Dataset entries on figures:
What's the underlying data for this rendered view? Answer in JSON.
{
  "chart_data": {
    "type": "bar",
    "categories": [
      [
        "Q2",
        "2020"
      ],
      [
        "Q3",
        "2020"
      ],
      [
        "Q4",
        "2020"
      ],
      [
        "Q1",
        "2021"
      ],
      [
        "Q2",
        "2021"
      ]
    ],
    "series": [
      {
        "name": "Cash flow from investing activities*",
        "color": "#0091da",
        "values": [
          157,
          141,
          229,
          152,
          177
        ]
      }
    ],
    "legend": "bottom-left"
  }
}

▶ [Task directions]:
Repeat the listing above without any change.

▶ [Response to this task]:
What's the underlying data for this rendered view? Answer in JSON.
{
  "chart_data": {
    "type": "bar",
    "categories": [
      [
        "Q2",
        "2020"
      ],
      [
        "Q3",
        "2020"
      ],
      [
        "Q4",
        "2020"
      ],
      [
        "Q1",
        "2021"
      ],
      [
        "Q2",
        "2021"
      ]
    ],
    "series": [
      {
        "name": "Cash flow from investing activities*",
        "color": "#0091da",
        "values": [
          157,
          141,
          229,
          152,
          177
        ]
      }
    ],
    "legend": "bottom-left"
  }
}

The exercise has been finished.